— start Records for this task —

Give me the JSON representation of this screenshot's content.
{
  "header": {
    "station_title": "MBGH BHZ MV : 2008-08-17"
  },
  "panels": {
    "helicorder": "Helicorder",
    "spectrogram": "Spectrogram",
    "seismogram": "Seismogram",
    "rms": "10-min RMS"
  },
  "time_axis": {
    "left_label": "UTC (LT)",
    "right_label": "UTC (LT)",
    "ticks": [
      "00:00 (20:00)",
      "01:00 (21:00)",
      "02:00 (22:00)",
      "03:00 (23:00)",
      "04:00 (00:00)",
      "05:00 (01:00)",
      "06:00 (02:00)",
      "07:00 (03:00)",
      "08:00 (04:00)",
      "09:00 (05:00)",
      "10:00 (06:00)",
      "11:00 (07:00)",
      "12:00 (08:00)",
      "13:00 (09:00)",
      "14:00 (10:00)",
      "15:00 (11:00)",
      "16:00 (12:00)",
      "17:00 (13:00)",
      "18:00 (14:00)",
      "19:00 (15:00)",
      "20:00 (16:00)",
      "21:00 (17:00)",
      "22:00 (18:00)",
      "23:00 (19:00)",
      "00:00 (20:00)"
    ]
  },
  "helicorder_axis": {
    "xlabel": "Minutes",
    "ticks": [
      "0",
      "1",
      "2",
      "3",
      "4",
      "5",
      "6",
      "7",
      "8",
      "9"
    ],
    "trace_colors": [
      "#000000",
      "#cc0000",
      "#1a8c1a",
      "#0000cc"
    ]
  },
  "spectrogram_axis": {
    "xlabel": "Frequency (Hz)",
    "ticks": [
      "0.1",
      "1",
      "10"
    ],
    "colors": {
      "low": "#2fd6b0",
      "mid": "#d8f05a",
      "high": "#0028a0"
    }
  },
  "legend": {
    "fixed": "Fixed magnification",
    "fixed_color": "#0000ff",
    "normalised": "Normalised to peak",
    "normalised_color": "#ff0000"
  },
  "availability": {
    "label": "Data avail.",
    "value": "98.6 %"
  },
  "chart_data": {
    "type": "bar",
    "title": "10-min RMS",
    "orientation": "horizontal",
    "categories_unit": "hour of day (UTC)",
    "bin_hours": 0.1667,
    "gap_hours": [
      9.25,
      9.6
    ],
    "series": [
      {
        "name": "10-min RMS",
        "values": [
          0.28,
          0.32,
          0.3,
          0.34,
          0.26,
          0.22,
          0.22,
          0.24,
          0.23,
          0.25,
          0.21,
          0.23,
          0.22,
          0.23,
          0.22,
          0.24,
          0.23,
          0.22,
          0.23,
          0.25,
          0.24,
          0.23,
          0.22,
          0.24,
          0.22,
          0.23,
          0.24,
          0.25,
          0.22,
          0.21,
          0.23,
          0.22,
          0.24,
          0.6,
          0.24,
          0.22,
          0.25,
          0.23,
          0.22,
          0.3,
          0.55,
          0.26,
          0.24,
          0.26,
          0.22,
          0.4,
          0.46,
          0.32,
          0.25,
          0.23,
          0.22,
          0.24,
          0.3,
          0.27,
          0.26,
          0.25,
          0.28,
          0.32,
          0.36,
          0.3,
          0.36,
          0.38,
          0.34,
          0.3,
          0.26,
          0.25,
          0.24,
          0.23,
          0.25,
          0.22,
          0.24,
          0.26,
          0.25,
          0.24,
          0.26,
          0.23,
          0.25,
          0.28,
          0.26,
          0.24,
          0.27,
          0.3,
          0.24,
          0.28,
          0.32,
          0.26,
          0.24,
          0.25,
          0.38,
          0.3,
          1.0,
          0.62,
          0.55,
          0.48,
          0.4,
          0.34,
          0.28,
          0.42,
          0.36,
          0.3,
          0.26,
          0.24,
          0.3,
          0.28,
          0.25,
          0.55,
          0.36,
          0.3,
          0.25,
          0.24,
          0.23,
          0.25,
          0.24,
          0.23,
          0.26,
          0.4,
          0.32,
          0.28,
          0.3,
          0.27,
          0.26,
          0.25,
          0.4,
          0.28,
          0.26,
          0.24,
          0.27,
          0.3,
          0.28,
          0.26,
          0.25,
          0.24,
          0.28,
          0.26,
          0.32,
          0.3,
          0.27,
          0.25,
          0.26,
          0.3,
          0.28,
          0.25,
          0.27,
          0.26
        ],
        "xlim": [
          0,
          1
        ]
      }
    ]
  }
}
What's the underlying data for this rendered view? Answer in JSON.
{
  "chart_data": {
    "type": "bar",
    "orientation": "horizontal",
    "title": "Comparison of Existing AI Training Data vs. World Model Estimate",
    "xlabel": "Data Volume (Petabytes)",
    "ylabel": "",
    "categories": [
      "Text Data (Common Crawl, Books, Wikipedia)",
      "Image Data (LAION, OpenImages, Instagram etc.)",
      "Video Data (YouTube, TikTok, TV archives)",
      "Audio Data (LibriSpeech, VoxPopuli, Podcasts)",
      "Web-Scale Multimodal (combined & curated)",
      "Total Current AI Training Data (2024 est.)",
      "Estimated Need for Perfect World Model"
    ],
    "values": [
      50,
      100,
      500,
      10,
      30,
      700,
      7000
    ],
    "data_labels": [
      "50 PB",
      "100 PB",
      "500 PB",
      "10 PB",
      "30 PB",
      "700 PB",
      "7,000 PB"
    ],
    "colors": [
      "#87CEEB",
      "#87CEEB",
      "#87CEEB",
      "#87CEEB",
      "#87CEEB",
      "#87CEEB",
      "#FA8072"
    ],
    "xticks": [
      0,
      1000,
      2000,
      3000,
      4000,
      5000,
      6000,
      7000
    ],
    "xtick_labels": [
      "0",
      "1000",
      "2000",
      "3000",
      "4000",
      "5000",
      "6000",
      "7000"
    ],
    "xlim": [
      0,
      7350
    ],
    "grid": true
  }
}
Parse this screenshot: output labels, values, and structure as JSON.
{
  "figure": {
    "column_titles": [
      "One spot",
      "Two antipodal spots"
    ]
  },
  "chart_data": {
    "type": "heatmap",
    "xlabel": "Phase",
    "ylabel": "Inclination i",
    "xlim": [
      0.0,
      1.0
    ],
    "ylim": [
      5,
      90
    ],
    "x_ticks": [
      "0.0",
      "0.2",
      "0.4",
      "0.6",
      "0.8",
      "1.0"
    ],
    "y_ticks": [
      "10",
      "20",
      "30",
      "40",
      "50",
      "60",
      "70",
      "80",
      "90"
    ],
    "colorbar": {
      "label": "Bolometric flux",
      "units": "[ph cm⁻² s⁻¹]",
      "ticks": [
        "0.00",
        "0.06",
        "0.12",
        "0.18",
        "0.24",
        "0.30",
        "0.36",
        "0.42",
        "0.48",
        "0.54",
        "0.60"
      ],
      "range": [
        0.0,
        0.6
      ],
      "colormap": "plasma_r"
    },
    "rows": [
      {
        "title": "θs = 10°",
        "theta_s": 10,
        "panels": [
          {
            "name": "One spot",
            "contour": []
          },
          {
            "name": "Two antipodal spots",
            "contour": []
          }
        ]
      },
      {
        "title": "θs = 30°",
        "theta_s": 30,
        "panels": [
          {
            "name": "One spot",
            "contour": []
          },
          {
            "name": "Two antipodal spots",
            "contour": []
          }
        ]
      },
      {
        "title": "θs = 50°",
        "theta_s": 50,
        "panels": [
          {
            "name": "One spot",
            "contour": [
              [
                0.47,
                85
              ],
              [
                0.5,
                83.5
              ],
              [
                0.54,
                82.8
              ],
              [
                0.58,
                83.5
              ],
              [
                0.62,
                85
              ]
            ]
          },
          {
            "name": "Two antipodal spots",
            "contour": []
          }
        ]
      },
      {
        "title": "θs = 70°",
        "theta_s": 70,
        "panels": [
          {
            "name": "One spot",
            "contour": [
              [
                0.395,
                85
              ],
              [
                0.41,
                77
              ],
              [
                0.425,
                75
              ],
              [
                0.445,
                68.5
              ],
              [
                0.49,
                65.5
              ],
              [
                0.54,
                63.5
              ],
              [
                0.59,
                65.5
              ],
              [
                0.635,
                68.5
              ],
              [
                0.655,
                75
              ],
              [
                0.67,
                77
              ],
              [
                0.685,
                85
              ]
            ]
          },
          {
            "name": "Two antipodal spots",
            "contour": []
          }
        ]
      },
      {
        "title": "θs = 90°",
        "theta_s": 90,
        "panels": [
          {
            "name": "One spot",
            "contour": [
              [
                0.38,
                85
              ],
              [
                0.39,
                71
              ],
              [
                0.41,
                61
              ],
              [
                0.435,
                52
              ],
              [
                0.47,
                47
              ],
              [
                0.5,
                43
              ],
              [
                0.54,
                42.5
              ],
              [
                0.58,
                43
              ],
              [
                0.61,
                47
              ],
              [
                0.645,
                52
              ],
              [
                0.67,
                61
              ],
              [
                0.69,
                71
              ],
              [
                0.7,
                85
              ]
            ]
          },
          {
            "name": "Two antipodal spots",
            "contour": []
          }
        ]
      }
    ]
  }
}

— end Records for this task —

What is needed
Count the lines in the records above that contain the word "xlabel", and reply with only that number.

Answer in full
4